[Dataset items]
** Begin **

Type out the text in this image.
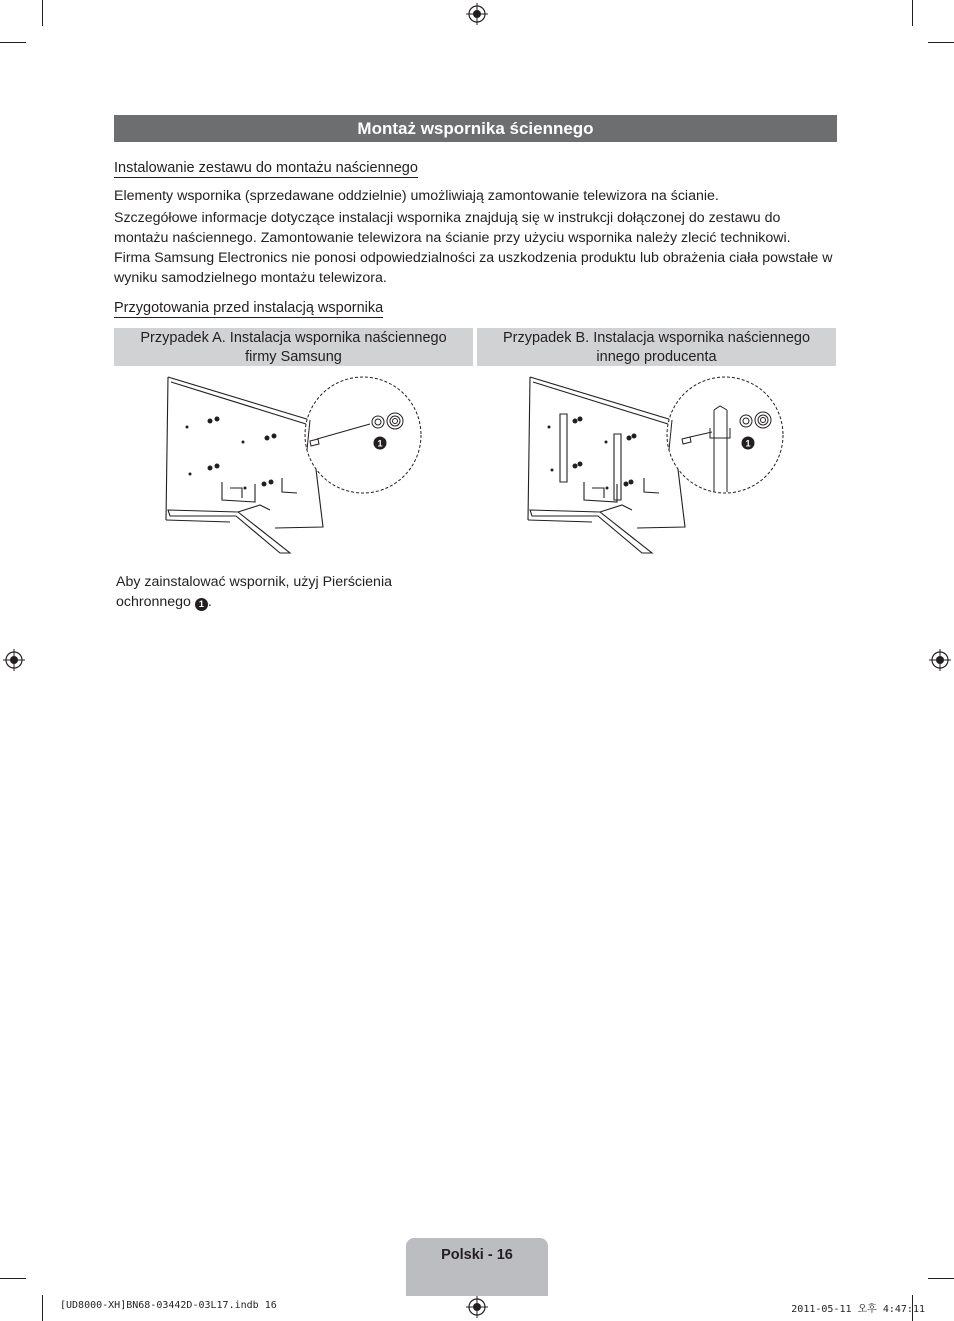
Montaż wspornika ściennego
Instalowanie zestawu do montażu naściennego

Elementy wspornika (sprzedawane oddzielnie) umożliwiają zamontowanie telewizora na ścianie.

Szczegółowe informacje dotyczące instalacji wspornika znajdują się w instrukcji dołączonej do zestawu do montażu naściennego. Zamontowanie telewizora na ścianie przy użyciu wspornika należy zlecić technikowi.

Firma Samsung Electronics nie ponosi odpowiedzialności za uszkodzenia produktu lub obrażenia ciała powstałe w wyniku samodzielnego montażu telewizora.

Przygotowania przed instalacją wspornika
Przypadek A. Instalacja wspornika naściennego firmy Samsung
Przypadek B. Instalacja wspornika naściennego innego producenta
1	1
Aby zainstalować wspornik, użyj Pierścienia ochronnego 1 .
Polski - 16
[UD8000-XH]BN68-03442D-03L17.indb 16	2011-05-11 오후 4:47:11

** End **

* **Short problem**:
Filter out every line that lacks the word "Przypadek", and copy the rest.

* **Written answer**:
Przypadek A. Instalacja wspornika naściennego firmy Samsung
Przypadek B. Instalacja wspornika naściennego innego producenta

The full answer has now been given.